**SHORT PROBLEM:**
Make an exact copy of all the material below, apart from the pictures.

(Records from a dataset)
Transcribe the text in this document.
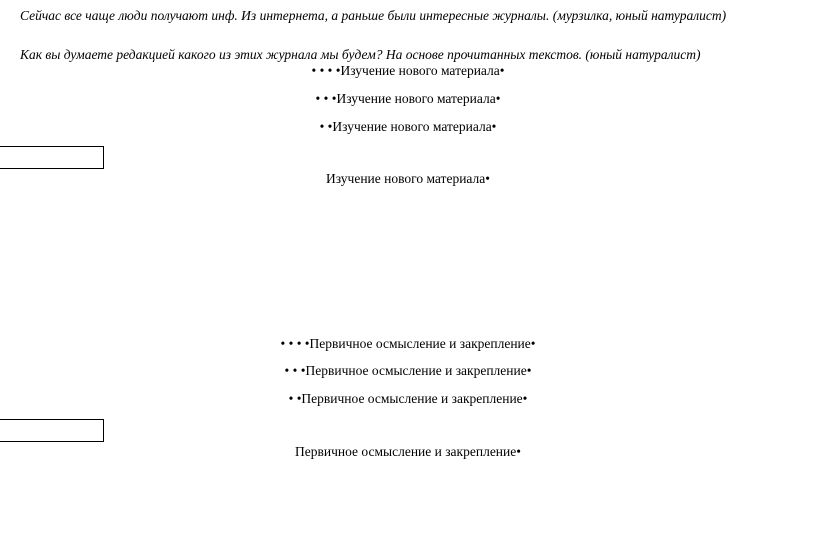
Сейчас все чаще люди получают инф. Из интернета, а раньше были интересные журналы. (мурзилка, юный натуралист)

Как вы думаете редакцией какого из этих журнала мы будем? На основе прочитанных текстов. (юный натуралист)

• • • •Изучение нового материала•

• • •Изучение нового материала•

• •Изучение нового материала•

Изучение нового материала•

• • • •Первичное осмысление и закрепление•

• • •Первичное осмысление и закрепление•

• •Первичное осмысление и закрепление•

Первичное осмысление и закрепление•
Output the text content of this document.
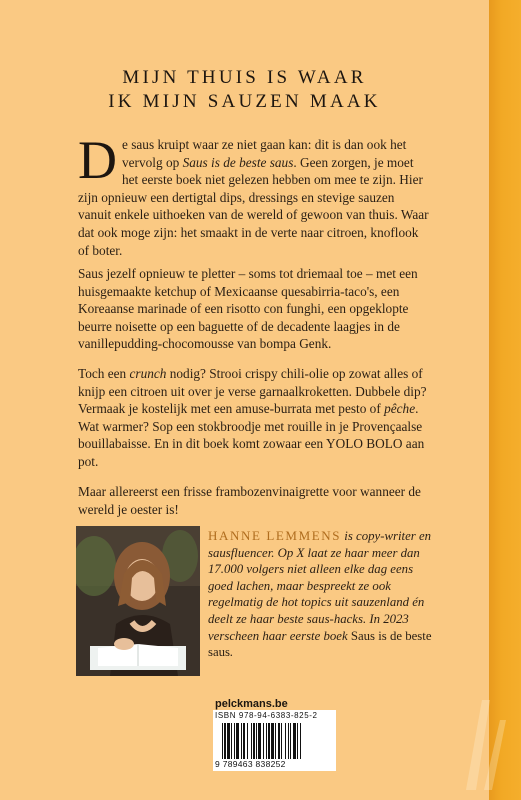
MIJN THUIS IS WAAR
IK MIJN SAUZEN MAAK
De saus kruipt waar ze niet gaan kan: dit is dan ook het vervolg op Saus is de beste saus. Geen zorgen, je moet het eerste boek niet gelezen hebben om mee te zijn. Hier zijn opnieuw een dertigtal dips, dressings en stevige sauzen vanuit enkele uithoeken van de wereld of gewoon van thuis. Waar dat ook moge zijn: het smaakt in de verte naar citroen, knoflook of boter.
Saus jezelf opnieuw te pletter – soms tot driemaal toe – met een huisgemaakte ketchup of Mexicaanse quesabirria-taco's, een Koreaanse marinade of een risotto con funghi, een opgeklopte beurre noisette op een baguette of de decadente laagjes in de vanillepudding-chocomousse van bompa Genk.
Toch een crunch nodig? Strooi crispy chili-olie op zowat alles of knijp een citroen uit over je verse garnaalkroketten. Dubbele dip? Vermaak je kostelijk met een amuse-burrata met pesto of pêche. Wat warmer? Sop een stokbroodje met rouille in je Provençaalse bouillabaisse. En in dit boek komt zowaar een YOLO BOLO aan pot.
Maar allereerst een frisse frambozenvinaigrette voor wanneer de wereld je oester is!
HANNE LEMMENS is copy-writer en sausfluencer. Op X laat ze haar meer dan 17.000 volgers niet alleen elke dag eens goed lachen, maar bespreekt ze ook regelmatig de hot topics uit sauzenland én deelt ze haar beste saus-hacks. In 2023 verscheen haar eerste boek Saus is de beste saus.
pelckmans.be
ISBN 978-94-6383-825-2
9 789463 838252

**SOLUTION FOR THIS PROBLEM:**
Transcribe the text in this document.
Сейчас все чаще люди получают инф. Из интернета, а раньше были интересные журналы. (мурзилка, юный натуралист)

Как вы думаете редакцией какого из этих журнала мы будем? На основе прочитанных текстов. (юный натуралист)

• • • •Изучение нового материала•

• • •Изучение нового материала•

• •Изучение нового материала•

Изучение нового материала•

• • • •Первичное осмысление и закрепление•

• • •Первичное осмысление и закрепление•

• •Первичное осмысление и закрепление•

Первичное осмысление и закрепление•
Output the text content of this document.
MIJN THUIS IS WAAR
IK MIJN SAUZEN MAAK
De saus kruipt waar ze niet gaan kan: dit is dan ook het vervolg op Saus is de beste saus. Geen zorgen, je moet het eerste boek niet gelezen hebben om mee te zijn. Hier zijn opnieuw een dertigtal dips, dressings en stevige sauzen vanuit enkele uithoeken van de wereld of gewoon van thuis. Waar dat ook moge zijn: het smaakt in de verte naar citroen, knoflook of boter.
Saus jezelf opnieuw te pletter – soms tot driemaal toe – met een huisgemaakte ketchup of Mexicaanse quesabirria-taco's, een Koreaanse marinade of een risotto con funghi, een opgeklopte beurre noisette op een baguette of de decadente laagjes in de vanillepudding-chocomousse van bompa Genk.
Toch een crunch nodig? Strooi crispy chili-olie op zowat alles of knijp een citroen uit over je verse garnaalkroketten. Dubbele dip? Vermaak je kostelijk met een amuse-burrata met pesto of pêche. Wat warmer? Sop een stokbroodje met rouille in je Provençaalse bouillabaisse. En in dit boek komt zowaar een YOLO BOLO aan pot.
Maar allereerst een frisse frambozenvinaigrette voor wanneer de wereld je oester is!
HANNE LEMMENS is copy-writer en sausfluencer. Op X laat ze haar meer dan 17.000 volgers niet alleen elke dag eens goed lachen, maar bespreekt ze ook regelmatig de hot topics uit sauzenland én deelt ze haar beste saus-hacks. In 2023 verscheen haar eerste boek Saus is de beste saus.
pelckmans.be
ISBN 978-94-6383-825-2
9 789463 838252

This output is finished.